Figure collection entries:
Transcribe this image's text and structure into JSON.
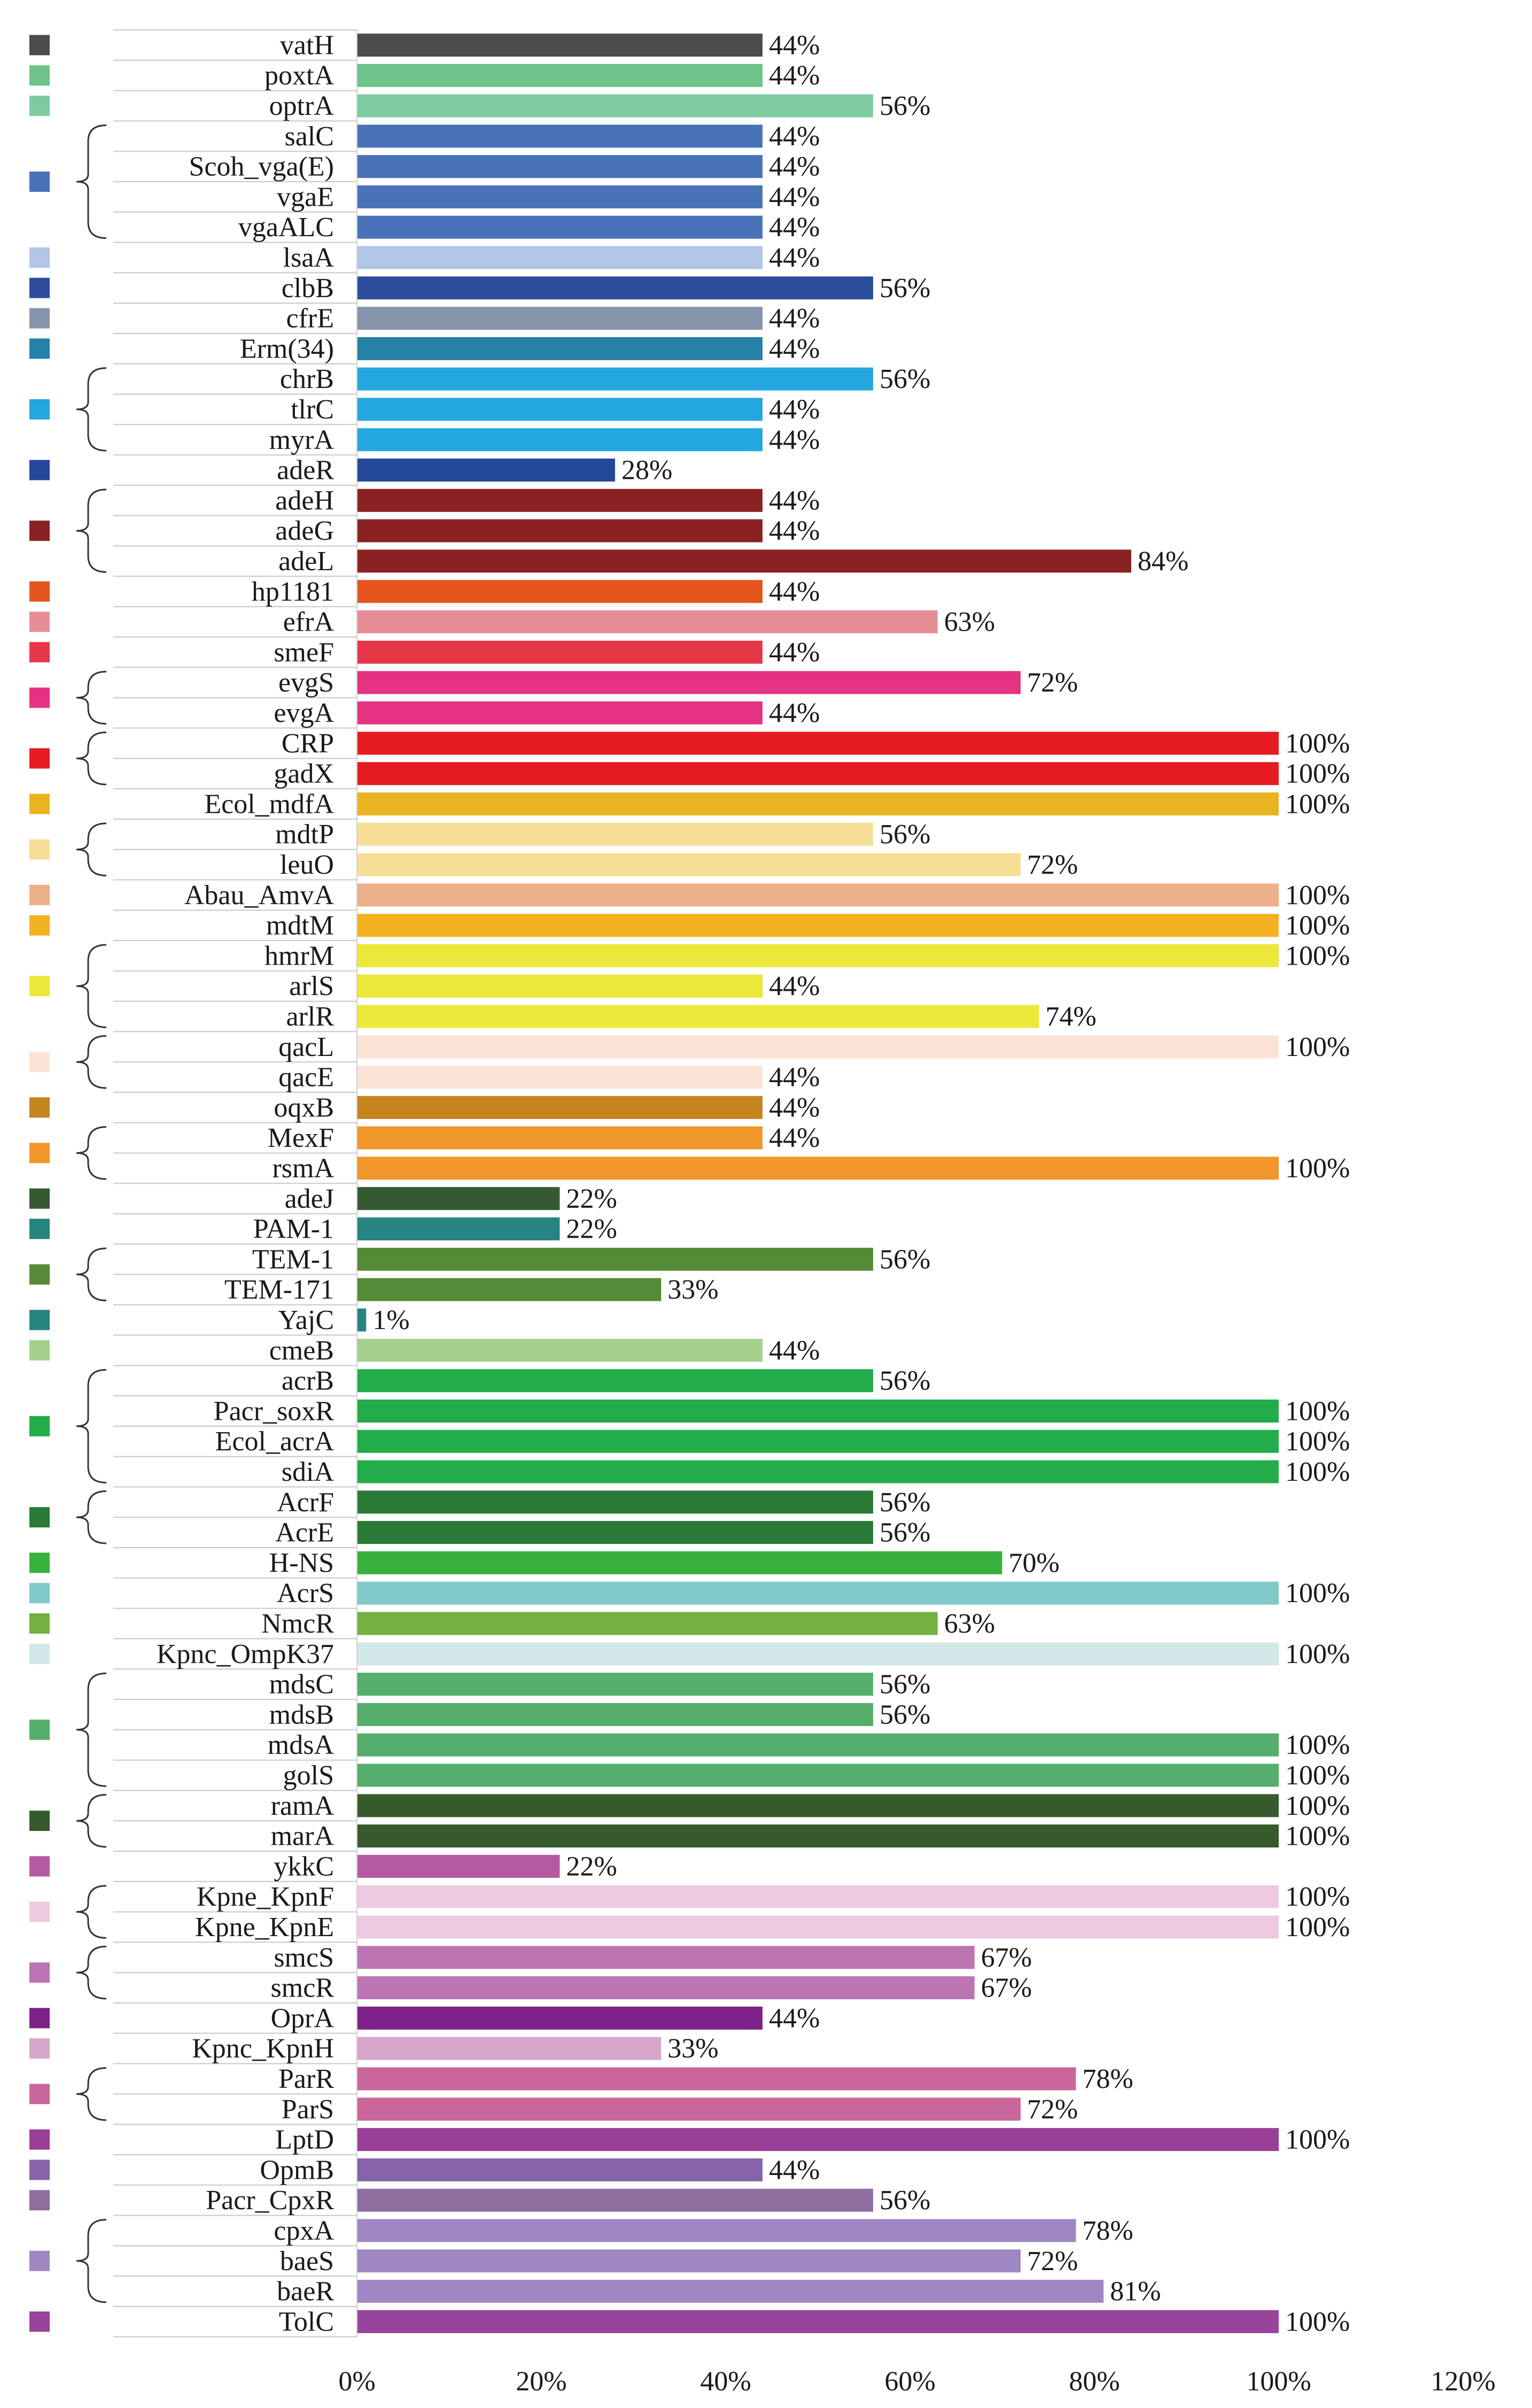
{
  "chart_data": {
    "type": "bar",
    "orientation": "horizontal",
    "title": "",
    "xlabel": "",
    "ylabel": "",
    "xlim": [
      0,
      120
    ],
    "x_ticks": [
      "0%",
      "20%",
      "40%",
      "60%",
      "80%",
      "100%",
      "120%"
    ],
    "grid": false,
    "legend": "left color squares with braces grouping related genes",
    "categories": [
      "vatH",
      "poxtA",
      "optrA",
      "salC",
      "Scoh_vga(E)",
      "vgaE",
      "vgaALC",
      "lsaA",
      "clbB",
      "cfrE",
      "Erm(34)",
      "chrB",
      "tlrC",
      "myrA",
      "adeR",
      "adeH",
      "adeG",
      "adeL",
      "hp1181",
      "efrA",
      "smeF",
      "evgS",
      "evgA",
      "CRP",
      "gadX",
      "Ecol_mdfA",
      "mdtP",
      "leuO",
      "Abau_AmvA",
      "mdtM",
      "hmrM",
      "arlS",
      "arlR",
      "qacL",
      "qacE",
      "oqxB",
      "MexF",
      "rsmA",
      "adeJ",
      "PAM-1",
      "TEM-1",
      "TEM-171",
      "YajC",
      "cmeB",
      "acrB",
      "Pacr_soxR",
      "Ecol_acrA",
      "sdiA",
      "AcrF",
      "AcrE",
      "H-NS",
      "AcrS",
      "NmcR",
      "Kpnc_OmpK37",
      "mdsC",
      "mdsB",
      "mdsA",
      "golS",
      "ramA",
      "marA",
      "ykkC",
      "Kpne_KpnF",
      "Kpne_KpnE",
      "smcS",
      "smcR",
      "OprA",
      "Kpnc_KpnH",
      "ParR",
      "ParS",
      "LptD",
      "OpmB",
      "Pacr_CpxR",
      "cpxA",
      "baeS",
      "baeR",
      "TolC"
    ],
    "values": [
      44,
      44,
      56,
      44,
      44,
      44,
      44,
      44,
      56,
      44,
      44,
      56,
      44,
      44,
      28,
      44,
      44,
      84,
      44,
      63,
      44,
      72,
      44,
      100,
      100,
      100,
      56,
      72,
      100,
      100,
      100,
      44,
      74,
      100,
      44,
      44,
      44,
      100,
      22,
      22,
      56,
      33,
      1,
      44,
      56,
      100,
      100,
      100,
      56,
      56,
      70,
      100,
      63,
      100,
      56,
      56,
      100,
      100,
      100,
      100,
      22,
      100,
      100,
      67,
      67,
      44,
      33,
      78,
      72,
      100,
      44,
      56,
      78,
      72,
      81,
      100
    ],
    "value_labels": [
      "44%",
      "44%",
      "56%",
      "44%",
      "44%",
      "44%",
      "44%",
      "44%",
      "56%",
      "44%",
      "44%",
      "56%",
      "44%",
      "44%",
      "28%",
      "44%",
      "44%",
      "84%",
      "44%",
      "63%",
      "44%",
      "72%",
      "44%",
      "100%",
      "100%",
      "100%",
      "56%",
      "72%",
      "100%",
      "100%",
      "100%",
      "44%",
      "74%",
      "100%",
      "44%",
      "44%",
      "44%",
      "100%",
      "22%",
      "22%",
      "56%",
      "33%",
      "1%",
      "44%",
      "56%",
      "100%",
      "100%",
      "100%",
      "56%",
      "56%",
      "70%",
      "100%",
      "63%",
      "100%",
      "56%",
      "56%",
      "100%",
      "100%",
      "100%",
      "100%",
      "22%",
      "100%",
      "100%",
      "67%",
      "67%",
      "44%",
      "33%",
      "78%",
      "72%",
      "100%",
      "44%",
      "56%",
      "78%",
      "72%",
      "81%",
      "100%"
    ],
    "groups": [
      {
        "start": 0,
        "end": 0,
        "color": "#4c4c4c"
      },
      {
        "start": 1,
        "end": 1,
        "color": "#6dc389"
      },
      {
        "start": 2,
        "end": 2,
        "color": "#7ecba0"
      },
      {
        "start": 3,
        "end": 6,
        "color": "#4a72b9"
      },
      {
        "start": 7,
        "end": 7,
        "color": "#b1c6e6"
      },
      {
        "start": 8,
        "end": 8,
        "color": "#2d4e9a"
      },
      {
        "start": 9,
        "end": 9,
        "color": "#8694ab"
      },
      {
        "start": 10,
        "end": 10,
        "color": "#2581a7"
      },
      {
        "start": 11,
        "end": 13,
        "color": "#24a6df"
      },
      {
        "start": 14,
        "end": 14,
        "color": "#24489b"
      },
      {
        "start": 15,
        "end": 17,
        "color": "#8b2222"
      },
      {
        "start": 18,
        "end": 18,
        "color": "#e4561c"
      },
      {
        "start": 19,
        "end": 19,
        "color": "#e68e96"
      },
      {
        "start": 20,
        "end": 20,
        "color": "#e63749"
      },
      {
        "start": 21,
        "end": 22,
        "color": "#e43383"
      },
      {
        "start": 23,
        "end": 24,
        "color": "#e61b22"
      },
      {
        "start": 25,
        "end": 25,
        "color": "#e8b422"
      },
      {
        "start": 26,
        "end": 27,
        "color": "#f5de95"
      },
      {
        "start": 28,
        "end": 28,
        "color": "#ecb08a"
      },
      {
        "start": 29,
        "end": 29,
        "color": "#f3b221"
      },
      {
        "start": 30,
        "end": 32,
        "color": "#ece83a"
      },
      {
        "start": 33,
        "end": 34,
        "color": "#fbe4d5"
      },
      {
        "start": 35,
        "end": 35,
        "color": "#c6841f"
      },
      {
        "start": 36,
        "end": 37,
        "color": "#f0962a"
      },
      {
        "start": 38,
        "end": 38,
        "color": "#355a32"
      },
      {
        "start": 39,
        "end": 39,
        "color": "#268580"
      },
      {
        "start": 40,
        "end": 41,
        "color": "#558a36"
      },
      {
        "start": 42,
        "end": 42,
        "color": "#268580"
      },
      {
        "start": 43,
        "end": 43,
        "color": "#a5d08b"
      },
      {
        "start": 44,
        "end": 47,
        "color": "#22ad4a"
      },
      {
        "start": 48,
        "end": 49,
        "color": "#2b7a38"
      },
      {
        "start": 50,
        "end": 50,
        "color": "#39b13e"
      },
      {
        "start": 51,
        "end": 51,
        "color": "#81c9c8"
      },
      {
        "start": 52,
        "end": 52,
        "color": "#73b242"
      },
      {
        "start": 53,
        "end": 53,
        "color": "#d3e9e9"
      },
      {
        "start": 54,
        "end": 57,
        "color": "#56ae6c"
      },
      {
        "start": 58,
        "end": 59,
        "color": "#365a2c"
      },
      {
        "start": 60,
        "end": 60,
        "color": "#b45aa2"
      },
      {
        "start": 61,
        "end": 62,
        "color": "#edcae1"
      },
      {
        "start": 63,
        "end": 64,
        "color": "#bc74b2"
      },
      {
        "start": 65,
        "end": 65,
        "color": "#7e2188"
      },
      {
        "start": 66,
        "end": 66,
        "color": "#d7a6cb"
      },
      {
        "start": 67,
        "end": 68,
        "color": "#c9679c"
      },
      {
        "start": 69,
        "end": 69,
        "color": "#9a3f97"
      },
      {
        "start": 70,
        "end": 70,
        "color": "#8663ab"
      },
      {
        "start": 71,
        "end": 71,
        "color": "#8e6fa0"
      },
      {
        "start": 72,
        "end": 74,
        "color": "#9e87c2"
      },
      {
        "start": 75,
        "end": 75,
        "color": "#97449a"
      }
    ]
  }
}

→ **Work required**:
Please reproduce every record exactly as written, excluding the pictures.

→ **Your response**:
Transcribe this image's text and structure into JSON.
{
  "chart_data": {
    "type": "bar",
    "orientation": "horizontal",
    "title": "",
    "xlabel": "",
    "ylabel": "",
    "xlim": [
      0,
      120
    ],
    "x_ticks": [
      "0%",
      "20%",
      "40%",
      "60%",
      "80%",
      "100%",
      "120%"
    ],
    "grid": false,
    "legend": "left color squares with braces grouping related genes",
    "categories": [
      "vatH",
      "poxtA",
      "optrA",
      "salC",
      "Scoh_vga(E)",
      "vgaE",
      "vgaALC",
      "lsaA",
      "clbB",
      "cfrE",
      "Erm(34)",
      "chrB",
      "tlrC",
      "myrA",
      "adeR",
      "adeH",
      "adeG",
      "adeL",
      "hp1181",
      "efrA",
      "smeF",
      "evgS",
      "evgA",
      "CRP",
      "gadX",
      "Ecol_mdfA",
      "mdtP",
      "leuO",
      "Abau_AmvA",
      "mdtM",
      "hmrM",
      "arlS",
      "arlR",
      "qacL",
      "qacE",
      "oqxB",
      "MexF",
      "rsmA",
      "adeJ",
      "PAM-1",
      "TEM-1",
      "TEM-171",
      "YajC",
      "cmeB",
      "acrB",
      "Pacr_soxR",
      "Ecol_acrA",
      "sdiA",
      "AcrF",
      "AcrE",
      "H-NS",
      "AcrS",
      "NmcR",
      "Kpnc_OmpK37",
      "mdsC",
      "mdsB",
      "mdsA",
      "golS",
      "ramA",
      "marA",
      "ykkC",
      "Kpne_KpnF",
      "Kpne_KpnE",
      "smcS",
      "smcR",
      "OprA",
      "Kpnc_KpnH",
      "ParR",
      "ParS",
      "LptD",
      "OpmB",
      "Pacr_CpxR",
      "cpxA",
      "baeS",
      "baeR",
      "TolC"
    ],
    "values": [
      44,
      44,
      56,
      44,
      44,
      44,
      44,
      44,
      56,
      44,
      44,
      56,
      44,
      44,
      28,
      44,
      44,
      84,
      44,
      63,
      44,
      72,
      44,
      100,
      100,
      100,
      56,
      72,
      100,
      100,
      100,
      44,
      74,
      100,
      44,
      44,
      44,
      100,
      22,
      22,
      56,
      33,
      1,
      44,
      56,
      100,
      100,
      100,
      56,
      56,
      70,
      100,
      63,
      100,
      56,
      56,
      100,
      100,
      100,
      100,
      22,
      100,
      100,
      67,
      67,
      44,
      33,
      78,
      72,
      100,
      44,
      56,
      78,
      72,
      81,
      100
    ],
    "value_labels": [
      "44%",
      "44%",
      "56%",
      "44%",
      "44%",
      "44%",
      "44%",
      "44%",
      "56%",
      "44%",
      "44%",
      "56%",
      "44%",
      "44%",
      "28%",
      "44%",
      "44%",
      "84%",
      "44%",
      "63%",
      "44%",
      "72%",
      "44%",
      "100%",
      "100%",
      "100%",
      "56%",
      "72%",
      "100%",
      "100%",
      "100%",
      "44%",
      "74%",
      "100%",
      "44%",
      "44%",
      "44%",
      "100%",
      "22%",
      "22%",
      "56%",
      "33%",
      "1%",
      "44%",
      "56%",
      "100%",
      "100%",
      "100%",
      "56%",
      "56%",
      "70%",
      "100%",
      "63%",
      "100%",
      "56%",
      "56%",
      "100%",
      "100%",
      "100%",
      "100%",
      "22%",
      "100%",
      "100%",
      "67%",
      "67%",
      "44%",
      "33%",
      "78%",
      "72%",
      "100%",
      "44%",
      "56%",
      "78%",
      "72%",
      "81%",
      "100%"
    ],
    "groups": [
      {
        "start": 0,
        "end": 0,
        "color": "#4c4c4c"
      },
      {
        "start": 1,
        "end": 1,
        "color": "#6dc389"
      },
      {
        "start": 2,
        "end": 2,
        "color": "#7ecba0"
      },
      {
        "start": 3,
        "end": 6,
        "color": "#4a72b9"
      },
      {
        "start": 7,
        "end": 7,
        "color": "#b1c6e6"
      },
      {
        "start": 8,
        "end": 8,
        "color": "#2d4e9a"
      },
      {
        "start": 9,
        "end": 9,
        "color": "#8694ab"
      },
      {
        "start": 10,
        "end": 10,
        "color": "#2581a7"
      },
      {
        "start": 11,
        "end": 13,
        "color": "#24a6df"
      },
      {
        "start": 14,
        "end": 14,
        "color": "#24489b"
      },
      {
        "start": 15,
        "end": 17,
        "color": "#8b2222"
      },
      {
        "start": 18,
        "end": 18,
        "color": "#e4561c"
      },
      {
        "start": 19,
        "end": 19,
        "color": "#e68e96"
      },
      {
        "start": 20,
        "end": 20,
        "color": "#e63749"
      },
      {
        "start": 21,
        "end": 22,
        "color": "#e43383"
      },
      {
        "start": 23,
        "end": 24,
        "color": "#e61b22"
      },
      {
        "start": 25,
        "end": 25,
        "color": "#e8b422"
      },
      {
        "start": 26,
        "end": 27,
        "color": "#f5de95"
      },
      {
        "start": 28,
        "end": 28,
        "color": "#ecb08a"
      },
      {
        "start": 29,
        "end": 29,
        "color": "#f3b221"
      },
      {
        "start": 30,
        "end": 32,
        "color": "#ece83a"
      },
      {
        "start": 33,
        "end": 34,
        "color": "#fbe4d5"
      },
      {
        "start": 35,
        "end": 35,
        "color": "#c6841f"
      },
      {
        "start": 36,
        "end": 37,
        "color": "#f0962a"
      },
      {
        "start": 38,
        "end": 38,
        "color": "#355a32"
      },
      {
        "start": 39,
        "end": 39,
        "color": "#268580"
      },
      {
        "start": 40,
        "end": 41,
        "color": "#558a36"
      },
      {
        "start": 42,
        "end": 42,
        "color": "#268580"
      },
      {
        "start": 43,
        "end": 43,
        "color": "#a5d08b"
      },
      {
        "start": 44,
        "end": 47,
        "color": "#22ad4a"
      },
      {
        "start": 48,
        "end": 49,
        "color": "#2b7a38"
      },
      {
        "start": 50,
        "end": 50,
        "color": "#39b13e"
      },
      {
        "start": 51,
        "end": 51,
        "color": "#81c9c8"
      },
      {
        "start": 52,
        "end": 52,
        "color": "#73b242"
      },
      {
        "start": 53,
        "end": 53,
        "color": "#d3e9e9"
      },
      {
        "start": 54,
        "end": 57,
        "color": "#56ae6c"
      },
      {
        "start": 58,
        "end": 59,
        "color": "#365a2c"
      },
      {
        "start": 60,
        "end": 60,
        "color": "#b45aa2"
      },
      {
        "start": 61,
        "end": 62,
        "color": "#edcae1"
      },
      {
        "start": 63,
        "end": 64,
        "color": "#bc74b2"
      },
      {
        "start": 65,
        "end": 65,
        "color": "#7e2188"
      },
      {
        "start": 66,
        "end": 66,
        "color": "#d7a6cb"
      },
      {
        "start": 67,
        "end": 68,
        "color": "#c9679c"
      },
      {
        "start": 69,
        "end": 69,
        "color": "#9a3f97"
      },
      {
        "start": 70,
        "end": 70,
        "color": "#8663ab"
      },
      {
        "start": 71,
        "end": 71,
        "color": "#8e6fa0"
      },
      {
        "start": 72,
        "end": 74,
        "color": "#9e87c2"
      },
      {
        "start": 75,
        "end": 75,
        "color": "#97449a"
      }
    ]
  }
}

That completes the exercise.